**Written task:** Please change every "hexagon text" to "hexagon caption" throughout the items below, leave everything else as it is, and omit the pictures from your answer.

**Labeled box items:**
* * * *

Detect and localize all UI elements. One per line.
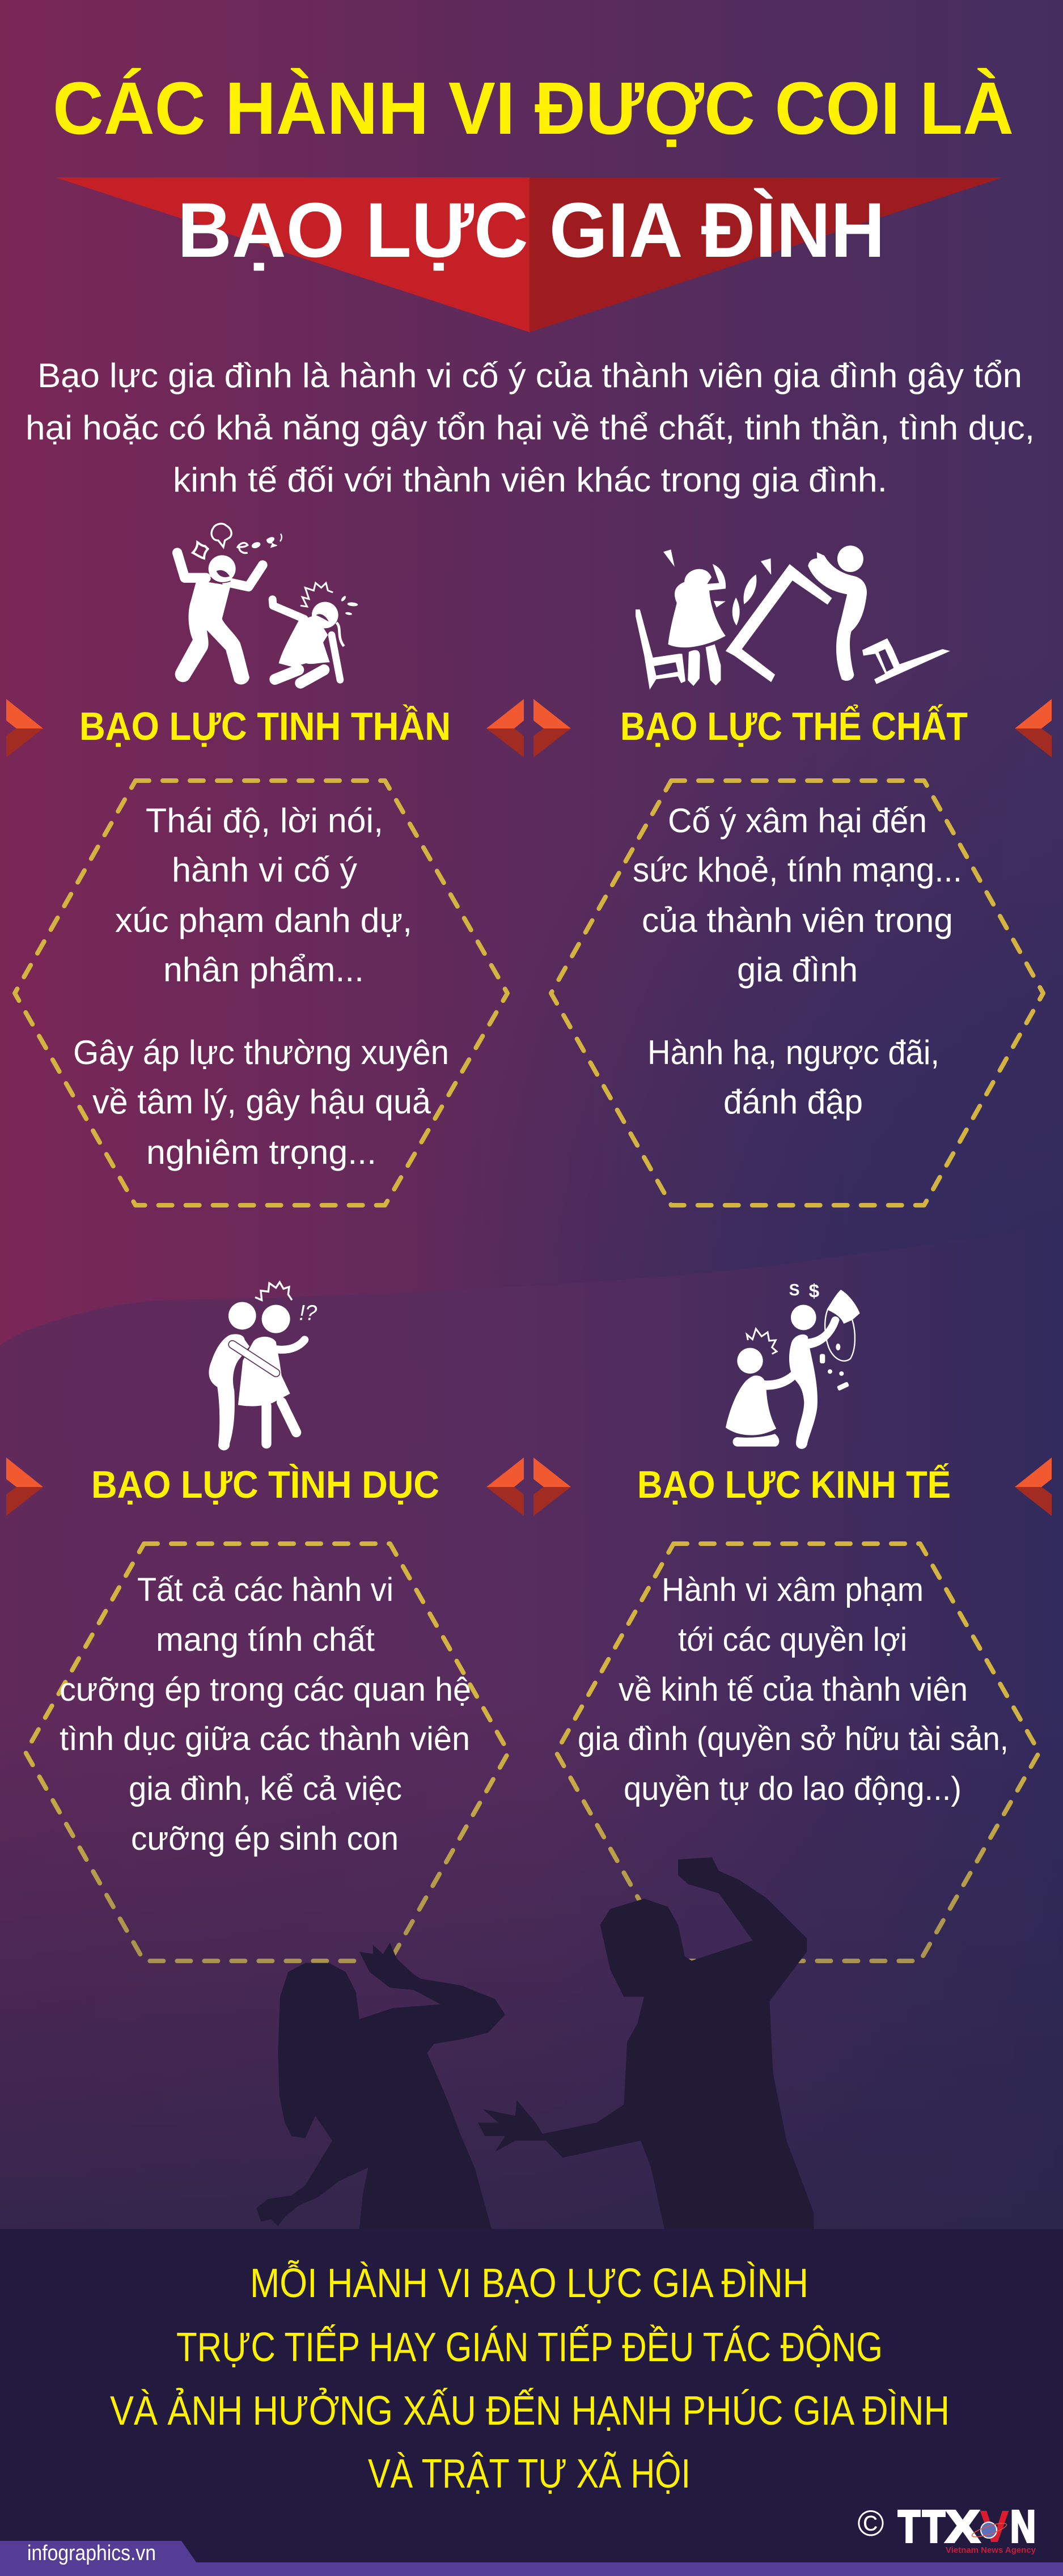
icon: verbal abuse xyxy=(175,524,358,684)
silhouette: woman xyxy=(256,1943,505,2229)
intro text xyxy=(26,357,1035,499)
hexagon text: physical violence: đánh đập xyxy=(723,1083,863,1121)
hexagon: sexual violence xyxy=(26,1544,509,1961)
footer bar xyxy=(0,2562,1063,2576)
hexagon text: physical violence: Cố ý xâm hại đến xyxy=(668,802,927,840)
icon: sexual violence xyxy=(209,1282,317,1450)
hexagon text: sexual violence: gia đình, kể cả việc xyxy=(129,1770,402,1807)
hexagon text: sexual violence: Tất cả các hành vi xyxy=(137,1571,393,1608)
icon: sexual violence: !? xyxy=(299,1300,317,1325)
hexagon text: sexual violence: cưỡng ép sinh con xyxy=(131,1820,399,1857)
hexagon: physical violence xyxy=(551,781,1043,1205)
hexagon text: mental violence: xúc phạm danh dự, xyxy=(115,901,412,939)
footer site name: infographics.vn xyxy=(27,2541,156,2565)
copyright symbol: © xyxy=(857,2503,884,2544)
hexagon text: sexual violence: tình dục giữa các thành viên xyxy=(60,1721,470,1757)
hexagon text: physical violence xyxy=(633,802,962,1121)
icon: economic violence: $ xyxy=(809,1281,820,1302)
hexagon text: economic violence: quyền tự do lao động...) xyxy=(624,1770,962,1807)
intro text: Bạo lực gia đình là hành vi cố ý của thành viên gia đình gây tổn xyxy=(37,357,1022,395)
logo: TTXVN: X xyxy=(946,2501,980,2552)
logo: TTXVN: V xyxy=(980,2501,1009,2552)
hexagon text: mental violence: Gây áp lực thường xuyên xyxy=(73,1033,449,1071)
title: CÁC HÀNH VI ĐƯỢC COI LÀ xyxy=(53,66,1014,150)
arrows: mental violence heading xyxy=(6,699,1052,757)
subtitle: BẠO LỰC GIA ĐÌNH xyxy=(177,187,885,274)
logo: TTXVN: Vietnam News Agency xyxy=(946,2545,1036,2555)
hexagon text: physical violence: gia đình xyxy=(737,951,858,989)
arrows: sexual violence heading xyxy=(6,1458,1052,1516)
hexagon text: physical violence: của thành viên trong xyxy=(642,901,953,939)
bottom panel xyxy=(0,2229,1063,2576)
footer tab xyxy=(0,2541,197,2563)
closing message: MỖI HÀNH VI BẠO LỰC GIA ĐÌNH xyxy=(250,2260,808,2306)
logo: TTXVN: N xyxy=(1010,2501,1036,2552)
hexagon text: mental violence xyxy=(73,802,449,1171)
hexagon text: sexual violence: mang tính chất xyxy=(156,1621,375,1658)
hexagon text: mental violence: Thái độ, lời nói, xyxy=(146,802,383,840)
intro text: hại hoặc có khả năng gây tổn hại về thể chất, tinh thần, tình dục, xyxy=(26,409,1035,447)
heading: economic violence: BẠO LỰC KINH TẾ xyxy=(637,1463,951,1506)
hexagon text: economic violence: về kinh tế của thành viên xyxy=(619,1671,968,1708)
hexagon text: economic violence: gia đình (quyền sở hữu tài sản, xyxy=(578,1721,1009,1757)
heading: physical violence: BẠO LỰC THỂ CHẤT xyxy=(620,704,968,748)
hexagon text: physical violence: sức khoẻ, tính mạng... xyxy=(633,851,962,889)
hexagon text: mental violence: về tâm lý, gây hậu quả xyxy=(92,1083,431,1121)
icon: physical violence xyxy=(636,545,950,690)
hexagon text: economic violence: tới các quyền lợi xyxy=(678,1621,907,1658)
heading: sexual violence: BẠO LỰC TÌNH DỤC xyxy=(91,1463,439,1506)
red triangle banner xyxy=(56,177,1003,332)
heading: mental violence: BẠO LỰC TINH THẦN xyxy=(79,704,451,748)
hexagon text: mental violence: nhân phẩm... xyxy=(163,951,364,989)
logo: TTXVN: T xyxy=(922,2501,945,2552)
closing message: VÀ TRẬT TỰ XÃ HỘI xyxy=(368,2451,691,2497)
closing message xyxy=(110,2260,950,2497)
silhouette: man xyxy=(478,1857,814,2229)
icon: economic violence xyxy=(726,1281,860,1449)
hexagon: mental violence xyxy=(15,781,507,1205)
hexagon text: economic violence: Hành vi xâm phạm xyxy=(662,1571,924,1608)
hexagon text: mental violence: nghiêm trọng... xyxy=(146,1133,376,1171)
logo: TTXVN: T xyxy=(898,2501,920,2552)
intro text: kinh tế đối với thành viên khác trong gia đình. xyxy=(173,461,887,499)
closing message: TRỰC TIẾP HAY GIÁN TIẾP ĐỀU TÁC ĐỘNG xyxy=(176,2324,883,2370)
hexagon text: sexual violence xyxy=(60,1571,471,1857)
hexagon text: economic violence xyxy=(578,1571,1009,1807)
hexagon text: physical violence: Hành hạ, ngược đãi, xyxy=(647,1033,939,1071)
icon: economic violence: S xyxy=(789,1281,800,1299)
logo: TTXVN xyxy=(898,2501,1036,2555)
closing message: VÀ ẢNH HƯỞNG XẤU ĐẾN HẠNH PHÚC GIA ĐÌNH xyxy=(110,2388,950,2434)
hexagon: economic violence xyxy=(556,1544,1039,1961)
hexagon text: sexual violence: cưỡng ép trong các quan hệ xyxy=(60,1671,471,1708)
hexagon text: mental violence: hành vi cố ý xyxy=(172,851,357,889)
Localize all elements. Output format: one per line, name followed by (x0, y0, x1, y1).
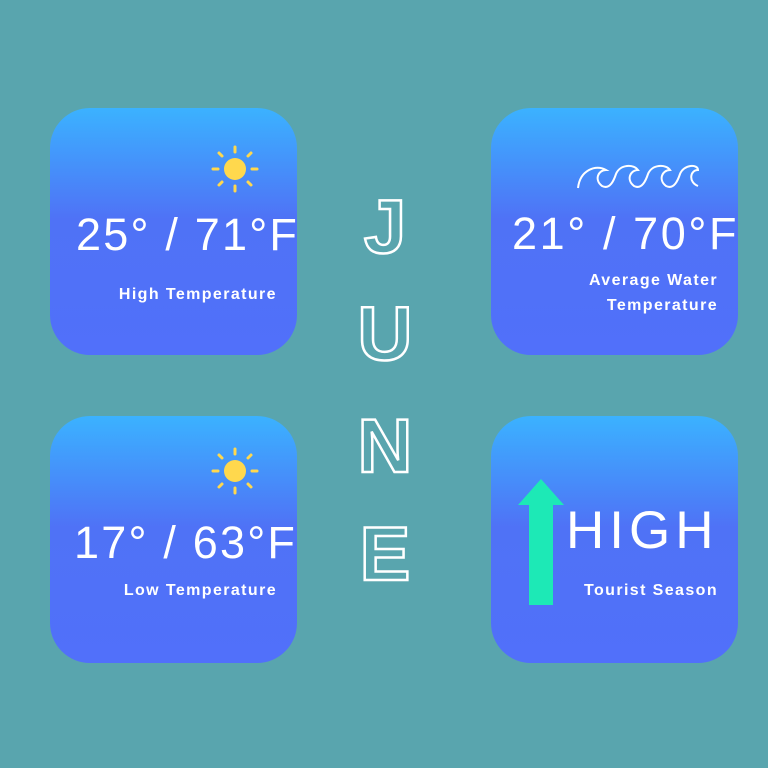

* * * *

**Answer to the problem:**
Detect and localize all UI elements. One per line.
icon: verbal abuse xyxy=(175,524,358,684)
silhouette: woman xyxy=(256,1943,505,2229)
intro text xyxy=(26,357,1035,499)
hexagon caption: physical violence: đánh đập xyxy=(723,1083,863,1121)
hexagon: sexual violence xyxy=(26,1544,509,1961)
footer bar xyxy=(0,2562,1063,2576)
hexagon caption: physical violence: Cố ý xâm hại đến xyxy=(668,802,927,840)
icon: sexual violence xyxy=(209,1282,317,1450)
hexagon caption: sexual violence: gia đình, kể cả việc xyxy=(129,1770,402,1807)
hexagon caption: sexual violence: Tất cả các hành vi xyxy=(137,1571,393,1608)
icon: sexual violence: !? xyxy=(299,1300,317,1325)
hexagon caption: sexual violence: cưỡng ép sinh con xyxy=(131,1820,399,1857)
hexagon: physical violence xyxy=(551,781,1043,1205)
hexagon caption: mental violence: xúc phạm danh dự, xyxy=(115,901,412,939)
footer site name: infographics.vn xyxy=(27,2541,156,2565)
copyright symbol: © xyxy=(857,2503,884,2544)
hexagon caption: sexual violence: tình dục giữa các thành viên xyxy=(60,1721,470,1757)
hexagon caption: physical violence xyxy=(633,802,962,1121)
icon: economic violence: $ xyxy=(809,1281,820,1302)
hexagon caption: economic violence: quyền tự do lao động...) xyxy=(624,1770,962,1807)
intro text: Bạo lực gia đình là hành vi cố ý của thành viên gia đình gây tổn xyxy=(37,357,1022,395)
logo: TTXVN: X xyxy=(946,2501,980,2552)
logo: TTXVN: V xyxy=(980,2501,1009,2552)
hexagon caption: mental violence: Gây áp lực thường xuyên xyxy=(73,1033,449,1071)
title: CÁC HÀNH VI ĐƯỢC COI LÀ xyxy=(53,66,1014,150)
arrows: mental violence heading xyxy=(6,699,1052,757)
subtitle: BẠO LỰC GIA ĐÌNH xyxy=(177,187,885,274)
logo: TTXVN: Vietnam News Agency xyxy=(946,2545,1036,2555)
hexagon caption: physical violence: gia đình xyxy=(737,951,858,989)
arrows: sexual violence heading xyxy=(6,1458,1052,1516)
hexagon caption: physical violence: của thành viên trong xyxy=(642,901,953,939)
bottom panel xyxy=(0,2229,1063,2576)
footer tab xyxy=(0,2541,197,2563)
closing message: MỖI HÀNH VI BẠO LỰC GIA ĐÌNH xyxy=(250,2260,808,2306)
logo: TTXVN: N xyxy=(1010,2501,1036,2552)
hexagon caption: mental violence xyxy=(73,802,449,1171)
hexagon caption: sexual violence: mang tính chất xyxy=(156,1621,375,1658)
hexagon caption: mental violence: Thái độ, lời nói, xyxy=(146,802,383,840)
intro text: hại hoặc có khả năng gây tổn hại về thể chất, tinh thần, tình dục, xyxy=(26,409,1035,447)
heading: economic violence: BẠO LỰC KINH TẾ xyxy=(637,1463,951,1506)
hexagon caption: economic violence: về kinh tế của thành viên xyxy=(619,1671,968,1708)
hexagon caption: economic violence: gia đình (quyền sở hữu tài sản, xyxy=(578,1721,1009,1757)
heading: physical violence: BẠO LỰC THỂ CHẤT xyxy=(620,704,968,748)
hexagon caption: physical violence: sức khoẻ, tính mạng... xyxy=(633,851,962,889)
hexagon caption: mental violence: về tâm lý, gây hậu quả xyxy=(92,1083,431,1121)
icon: physical violence xyxy=(636,545,950,690)
hexagon caption: economic violence: tới các quyền lợi xyxy=(678,1621,907,1658)
heading: sexual violence: BẠO LỰC TÌNH DỤC xyxy=(91,1463,439,1506)
red triangle banner xyxy=(56,177,1003,332)
heading: mental violence: BẠO LỰC TINH THẦN xyxy=(79,704,451,748)
hexagon caption: mental violence: nhân phẩm... xyxy=(163,951,364,989)
logo: TTXVN: T xyxy=(922,2501,945,2552)
closing message: VÀ TRẬT TỰ XÃ HỘI xyxy=(368,2451,691,2497)
closing message xyxy=(110,2260,950,2497)
silhouette: man xyxy=(478,1857,814,2229)
icon: economic violence xyxy=(726,1281,860,1449)
hexagon: mental violence xyxy=(15,781,507,1205)
hexagon caption: economic violence: Hành vi xâm phạm xyxy=(662,1571,924,1608)
hexagon caption: mental violence: nghiêm trọng... xyxy=(146,1133,376,1171)
logo: TTXVN: T xyxy=(898,2501,920,2552)
intro text: kinh tế đối với thành viên khác trong gia đình. xyxy=(173,461,887,499)
closing message: TRỰC TIẾP HAY GIÁN TIẾP ĐỀU TÁC ĐỘNG xyxy=(176,2324,883,2370)
hexagon caption: sexual violence xyxy=(60,1571,471,1857)
hexagon caption: economic violence xyxy=(578,1571,1009,1807)
hexagon caption: physical violence: Hành hạ, ngược đãi, xyxy=(647,1033,939,1071)
icon: economic violence: S xyxy=(789,1281,800,1299)
logo: TTXVN xyxy=(898,2501,1036,2555)
closing message: VÀ ẢNH HƯỞNG XẤU ĐẾN HẠNH PHÚC GIA ĐÌNH xyxy=(110,2388,950,2434)
hexagon: economic violence xyxy=(556,1544,1039,1961)
hexagon caption: sexual violence: cưỡng ép trong các quan hệ xyxy=(60,1671,471,1708)
hexagon caption: mental violence: hành vi cố ý xyxy=(172,851,357,889)
Localize all elements. Output format: one per line, name followed by (x0, y0, x1, y1).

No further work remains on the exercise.